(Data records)
== == ==

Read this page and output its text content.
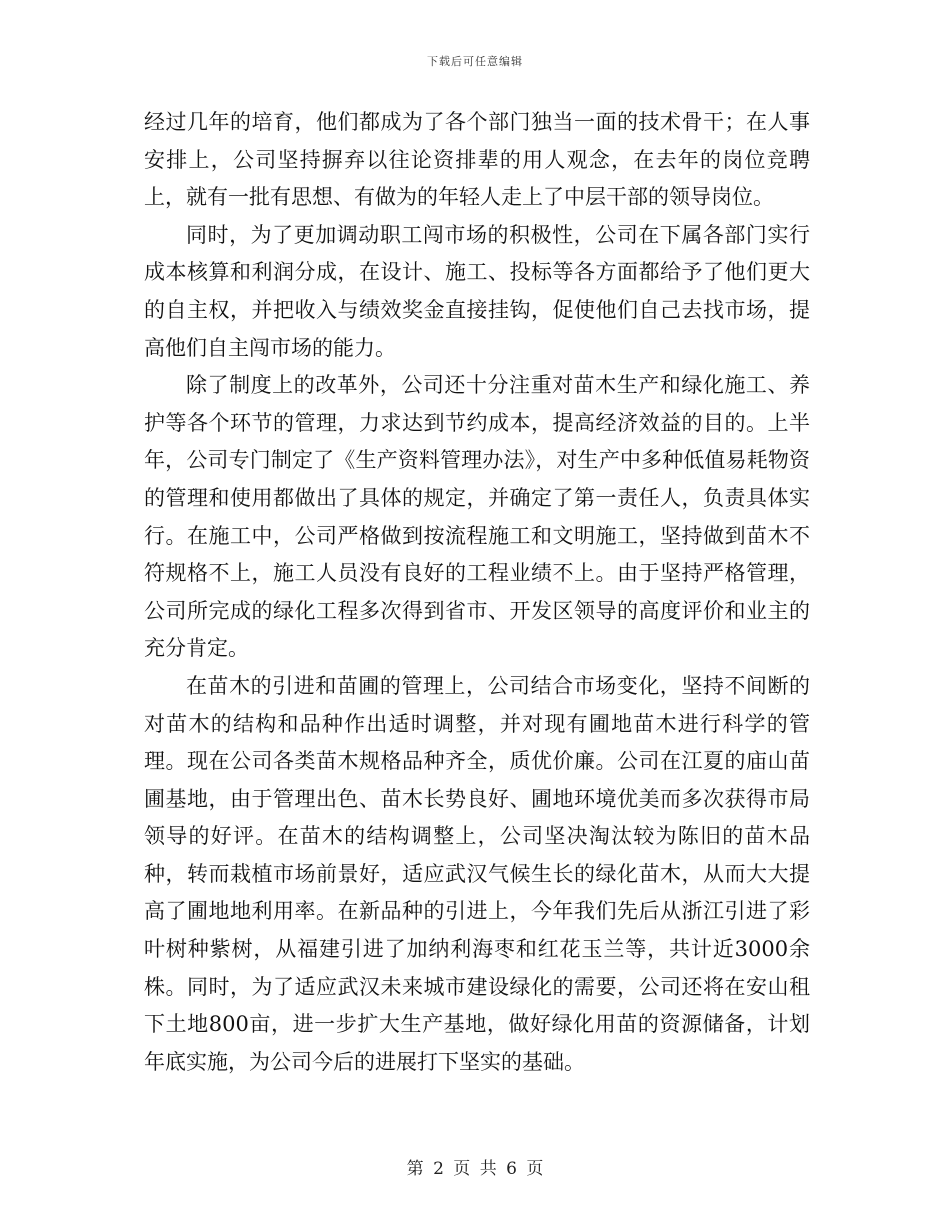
下载后可任意编辑

经过几年的培育，他们都成为了各个部门独当一面的技术骨干；在人事安排上，公司坚持摒弃以往论资排辈的用人观念，在去年的岗位竞聘上，就有一批有思想、有做为的年轻人走上了中层干部的领导岗位。

同时，为了更加调动职工闯市场的积极性，公司在下属各部门实行成本核算和利润分成，在设计、施工、投标等各方面都给予了他们更大的自主权，并把收入与绩效奖金直接挂钩，促使他们自己去找市场，提高他们自主闯市场的能力。

除了制度上的改革外，公司还十分注重对苗木生产和绿化施工、养护等各个环节的管理，力求达到节约成本，提高经济效益的目的。上半年，公司专门制定了《生产资料管理办法》，对生产中多种低值易耗物资的管理和使用都做出了具体的规定，并确定了第一责任人，负责具体实行。在施工中，公司严格做到按流程施工和文明施工，坚持做到苗木不符规格不上，施工人员没有良好的工程业绩不上。由于坚持严格管理，公司所完成的绿化工程多次得到省市、开发区领导的高度评价和业主的充分肯定。

在苗木的引进和苗圃的管理上，公司结合市场变化，坚持不间断的对苗木的结构和品种作出适时调整，并对现有圃地苗木进行科学的管理。现在公司各类苗木规格品种齐全，质优价廉。公司在江夏的庙山苗圃基地，由于管理出色、苗木长势良好、圃地环境优美而多次获得市局领导的好评。在苗木的结构调整上，公司坚决淘汰较为陈旧的苗木品种，转而栽植市场前景好，适应武汉气候生长的绿化苗木，从而大大提高了圃地地利用率。在新品种的引进上，今年我们先后从浙江引进了彩叶树种紫树，从福建引进了加纳利海枣和红花玉兰等，共计近3000余株。同时，为了适应武汉未来城市建设绿化的需要，公司还将在安山租下土地800亩，进一步扩大生产基地，做好绿化用苗的资源储备，计划年底实施，为公司今后的进展打下坚实的基础。

第 2 页 共 6 页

== == ==

== To be done ==
Write out again every line above exactly as given; the pictures do not belong in the copy.

== The solution ==
Read this page and output its text content.
下载后可任意编辑

经过几年的培育，他们都成为了各个部门独当一面的技术骨干；在人事安排上，公司坚持摒弃以往论资排辈的用人观念，在去年的岗位竞聘上，就有一批有思想、有做为的年轻人走上了中层干部的领导岗位。

同时，为了更加调动职工闯市场的积极性，公司在下属各部门实行成本核算和利润分成，在设计、施工、投标等各方面都给予了他们更大的自主权，并把收入与绩效奖金直接挂钩，促使他们自己去找市场，提高他们自主闯市场的能力。

除了制度上的改革外，公司还十分注重对苗木生产和绿化施工、养护等各个环节的管理，力求达到节约成本，提高经济效益的目的。上半年，公司专门制定了《生产资料管理办法》，对生产中多种低值易耗物资的管理和使用都做出了具体的规定，并确定了第一责任人，负责具体实行。在施工中，公司严格做到按流程施工和文明施工，坚持做到苗木不符规格不上，施工人员没有良好的工程业绩不上。由于坚持严格管理，公司所完成的绿化工程多次得到省市、开发区领导的高度评价和业主的充分肯定。

在苗木的引进和苗圃的管理上，公司结合市场变化，坚持不间断的对苗木的结构和品种作出适时调整，并对现有圃地苗木进行科学的管理。现在公司各类苗木规格品种齐全，质优价廉。公司在江夏的庙山苗圃基地，由于管理出色、苗木长势良好、圃地环境优美而多次获得市局领导的好评。在苗木的结构调整上，公司坚决淘汰较为陈旧的苗木品种，转而栽植市场前景好，适应武汉气候生长的绿化苗木，从而大大提高了圃地地利用率。在新品种的引进上，今年我们先后从浙江引进了彩叶树种紫树，从福建引进了加纳利海枣和红花玉兰等，共计近3000余株。同时，为了适应武汉未来城市建设绿化的需要，公司还将在安山租下土地800亩，进一步扩大生产基地，做好绿化用苗的资源储备，计划年底实施，为公司今后的进展打下坚实的基础。

第 2 页 共 6 页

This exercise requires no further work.